== EXERCISE ==
Every line of the listing must be reproduced as it stands. Leave the images behind.

= = = =

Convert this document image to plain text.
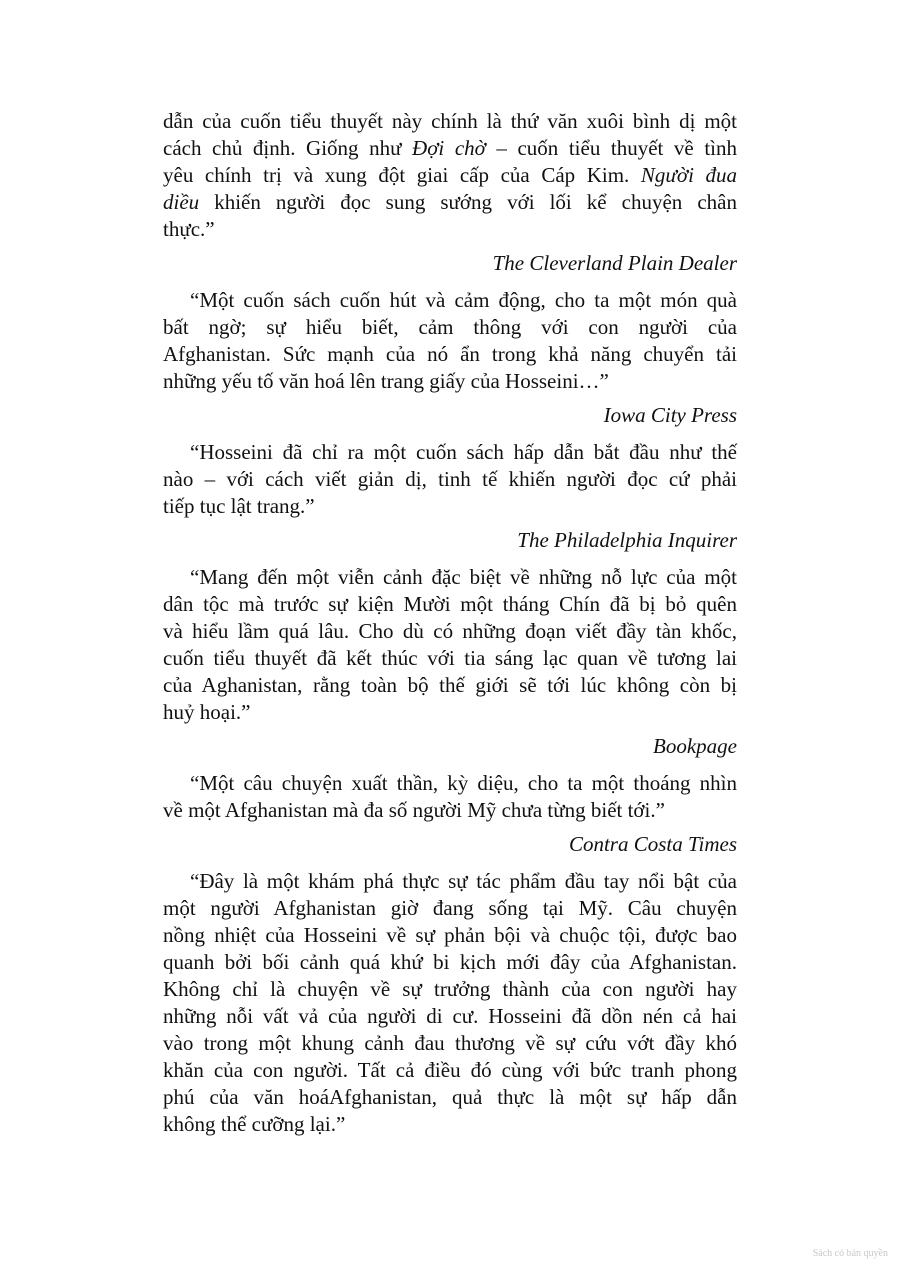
dẫn của cuốn tiểu thuyết này chính là thứ văn xuôi bình dị một
cách chủ định. Giống như Đợi chờ – cuốn tiểu thuyết về tình
yêu chính trị và xung đột giai cấp của Cáp Kim. Người đua
diều khiến người đọc sung sướng với lối kể chuyện chân
thực.”
The Cleverland Plain Dealer
“Một cuốn sách cuốn hút và cảm động, cho ta một món quà
bất ngờ; sự hiểu biết, cảm thông với con người của
Afghanistan. Sức mạnh của nó ẩn trong khả năng chuyển tải
những yếu tố văn hoá lên trang giấy của Hosseini…”
Iowa City Press
“Hosseini đã chỉ ra một cuốn sách hấp dẫn bắt đầu như thế
nào – với cách viết giản dị, tinh tế khiến người đọc cứ phải
tiếp tục lật trang.”
The Philadelphia Inquirer
“Mang đến một viễn cảnh đặc biệt về những nỗ lực của một
dân tộc mà trước sự kiện Mười một tháng Chín đã bị bỏ quên
và hiểu lầm quá lâu. Cho dù có những đoạn viết đầy tàn khốc,
cuốn tiểu thuyết đã kết thúc với tia sáng lạc quan về tương lai
của Aghanistan, rằng toàn bộ thế giới sẽ tới lúc không còn bị
huỷ hoại.”
Bookpage
“Một câu chuyện xuất thần, kỳ diệu, cho ta một thoáng nhìn
về một Afghanistan mà đa số người Mỹ chưa từng biết tới.”
Contra Costa Times
“Đây là một khám phá thực sự tác phẩm đầu tay nổi bật của
một người Afghanistan giờ đang sống tại Mỹ. Câu chuyện
nồng nhiệt của Hosseini về sự phản bội và chuộc tội, được bao
quanh bởi bối cảnh quá khứ bi kịch mới đây của Afghanistan.
Không chỉ là chuyện về sự trưởng thành của con người hay
những nỗi vất vả của người di cư. Hosseini đã dồn nén cả hai
vào trong một khung cảnh đau thương về sự cứu vớt đầy khó
khăn của con người. Tất cả điều đó cùng với bức tranh phong
phú của văn hoáAfghanistan, quả thực là một sự hấp dẫn
không thể cưỡng lại.”
Sách có bản quyền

= = = =

== SOLUTION ==
Convert this document image to plain text.
dẫn của cuốn tiểu thuyết này chính là thứ văn xuôi bình dị một
cách chủ định. Giống như Đợi chờ – cuốn tiểu thuyết về tình
yêu chính trị và xung đột giai cấp của Cáp Kim. Người đua
diều khiến người đọc sung sướng với lối kể chuyện chân
thực.”
The Cleverland Plain Dealer
“Một cuốn sách cuốn hút và cảm động, cho ta một món quà
bất ngờ; sự hiểu biết, cảm thông với con người của
Afghanistan. Sức mạnh của nó ẩn trong khả năng chuyển tải
những yếu tố văn hoá lên trang giấy của Hosseini…”
Iowa City Press
“Hosseini đã chỉ ra một cuốn sách hấp dẫn bắt đầu như thế
nào – với cách viết giản dị, tinh tế khiến người đọc cứ phải
tiếp tục lật trang.”
The Philadelphia Inquirer
“Mang đến một viễn cảnh đặc biệt về những nỗ lực của một
dân tộc mà trước sự kiện Mười một tháng Chín đã bị bỏ quên
và hiểu lầm quá lâu. Cho dù có những đoạn viết đầy tàn khốc,
cuốn tiểu thuyết đã kết thúc với tia sáng lạc quan về tương lai
của Aghanistan, rằng toàn bộ thế giới sẽ tới lúc không còn bị
huỷ hoại.”
Bookpage
“Một câu chuyện xuất thần, kỳ diệu, cho ta một thoáng nhìn
về một Afghanistan mà đa số người Mỹ chưa từng biết tới.”
Contra Costa Times
“Đây là một khám phá thực sự tác phẩm đầu tay nổi bật của
một người Afghanistan giờ đang sống tại Mỹ. Câu chuyện
nồng nhiệt của Hosseini về sự phản bội và chuộc tội, được bao
quanh bởi bối cảnh quá khứ bi kịch mới đây của Afghanistan.
Không chỉ là chuyện về sự trưởng thành của con người hay
những nỗi vất vả của người di cư. Hosseini đã dồn nén cả hai
vào trong một khung cảnh đau thương về sự cứu vớt đầy khó
khăn của con người. Tất cả điều đó cùng với bức tranh phong
phú của văn hoáAfghanistan, quả thực là một sự hấp dẫn
không thể cưỡng lại.”
Sách có bản quyền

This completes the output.